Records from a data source
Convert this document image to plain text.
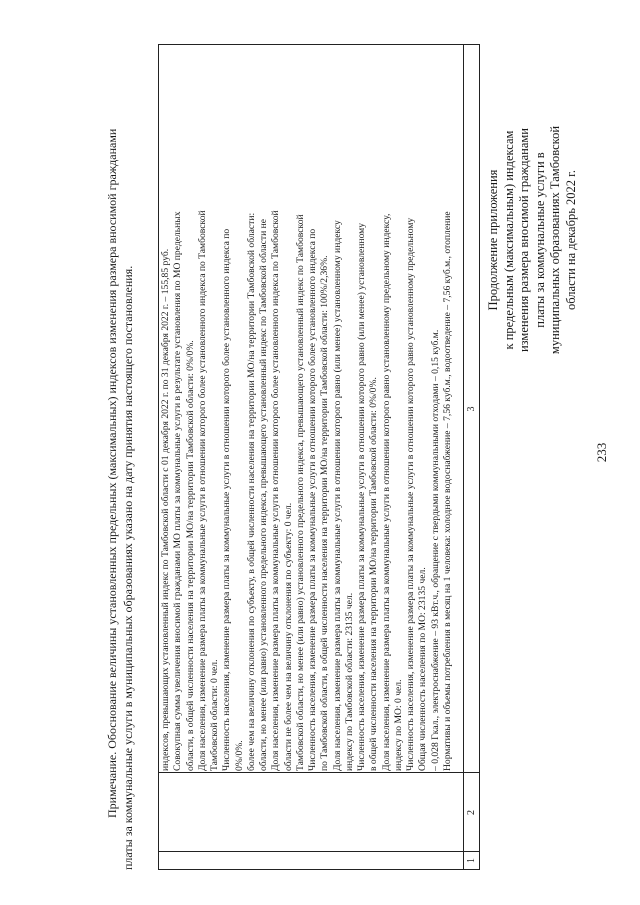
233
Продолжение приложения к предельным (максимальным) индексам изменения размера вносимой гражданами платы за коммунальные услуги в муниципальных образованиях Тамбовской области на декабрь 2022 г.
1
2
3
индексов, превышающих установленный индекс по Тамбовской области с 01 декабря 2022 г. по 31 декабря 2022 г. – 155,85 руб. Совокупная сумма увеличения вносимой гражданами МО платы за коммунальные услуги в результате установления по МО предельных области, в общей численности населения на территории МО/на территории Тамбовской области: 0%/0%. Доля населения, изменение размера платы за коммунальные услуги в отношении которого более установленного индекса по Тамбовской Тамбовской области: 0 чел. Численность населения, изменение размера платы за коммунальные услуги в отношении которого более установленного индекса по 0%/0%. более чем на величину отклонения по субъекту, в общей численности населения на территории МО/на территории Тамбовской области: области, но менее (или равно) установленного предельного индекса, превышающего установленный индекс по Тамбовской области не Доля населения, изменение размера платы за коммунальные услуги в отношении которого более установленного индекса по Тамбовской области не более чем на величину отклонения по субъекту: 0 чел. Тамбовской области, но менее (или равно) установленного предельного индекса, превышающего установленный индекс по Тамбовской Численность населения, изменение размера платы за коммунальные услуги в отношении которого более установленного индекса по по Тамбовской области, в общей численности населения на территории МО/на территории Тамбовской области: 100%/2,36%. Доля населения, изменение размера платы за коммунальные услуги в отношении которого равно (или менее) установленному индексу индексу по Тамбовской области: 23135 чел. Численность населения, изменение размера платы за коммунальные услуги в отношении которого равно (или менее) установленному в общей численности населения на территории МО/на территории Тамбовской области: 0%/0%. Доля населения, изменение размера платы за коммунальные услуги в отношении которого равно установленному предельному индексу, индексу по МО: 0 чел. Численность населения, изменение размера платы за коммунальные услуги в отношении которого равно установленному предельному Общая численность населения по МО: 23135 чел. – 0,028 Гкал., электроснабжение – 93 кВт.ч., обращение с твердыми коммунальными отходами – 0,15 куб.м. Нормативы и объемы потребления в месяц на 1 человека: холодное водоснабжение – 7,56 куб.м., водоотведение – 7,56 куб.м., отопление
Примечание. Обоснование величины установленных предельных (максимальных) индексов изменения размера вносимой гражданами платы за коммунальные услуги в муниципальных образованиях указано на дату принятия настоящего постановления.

* * *

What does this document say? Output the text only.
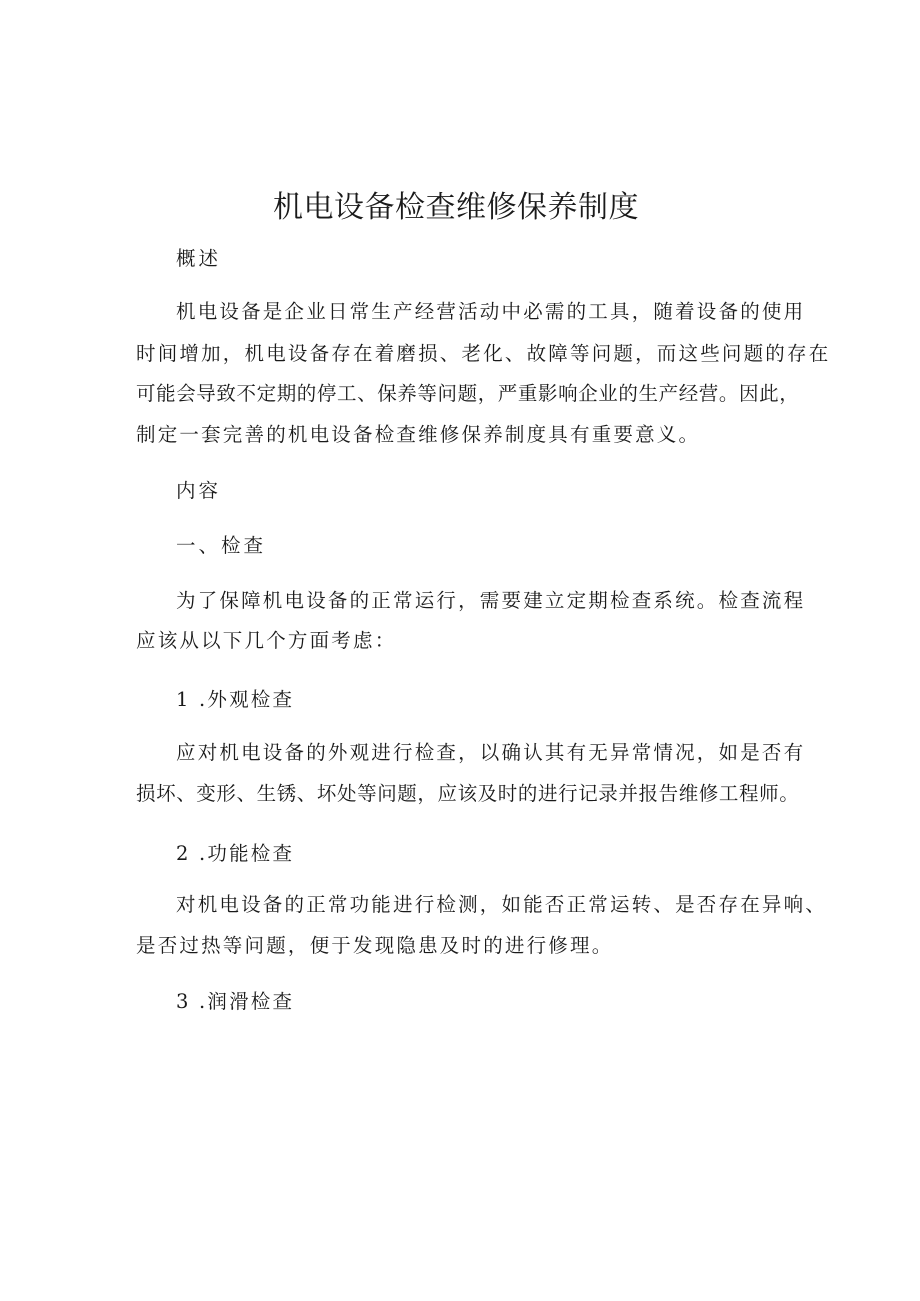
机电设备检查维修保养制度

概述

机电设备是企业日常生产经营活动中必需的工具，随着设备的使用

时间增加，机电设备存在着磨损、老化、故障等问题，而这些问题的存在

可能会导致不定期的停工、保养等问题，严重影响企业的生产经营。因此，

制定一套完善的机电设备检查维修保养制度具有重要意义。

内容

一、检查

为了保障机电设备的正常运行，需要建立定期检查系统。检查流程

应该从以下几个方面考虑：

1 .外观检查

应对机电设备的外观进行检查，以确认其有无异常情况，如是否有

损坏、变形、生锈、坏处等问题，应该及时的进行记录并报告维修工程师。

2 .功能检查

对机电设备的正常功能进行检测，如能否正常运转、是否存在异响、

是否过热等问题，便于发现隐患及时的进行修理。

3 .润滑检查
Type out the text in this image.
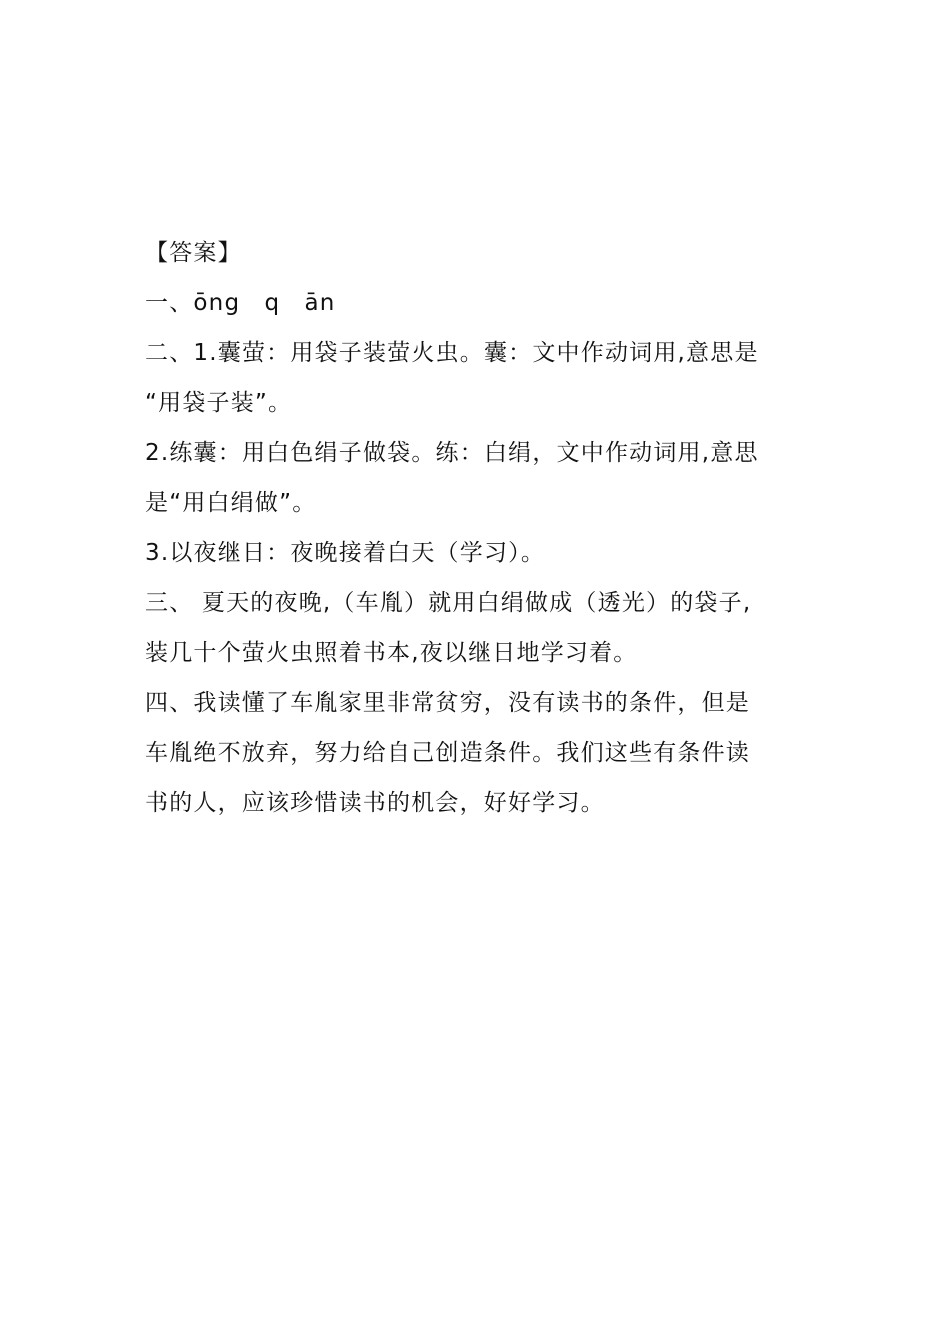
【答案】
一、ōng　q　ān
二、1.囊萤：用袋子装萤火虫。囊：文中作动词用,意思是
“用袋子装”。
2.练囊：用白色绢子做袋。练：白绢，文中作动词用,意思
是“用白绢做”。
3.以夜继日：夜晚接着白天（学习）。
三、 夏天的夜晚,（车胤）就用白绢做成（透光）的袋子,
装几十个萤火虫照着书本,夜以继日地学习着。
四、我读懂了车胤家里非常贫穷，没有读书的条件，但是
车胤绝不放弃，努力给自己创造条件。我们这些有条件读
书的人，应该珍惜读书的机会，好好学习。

* What you should do: Consider the entries above and return each line with the string "this".

* Task answer:
Convert this document image to plain text.
What does this document say? Output the text only.
Type out the text in this image.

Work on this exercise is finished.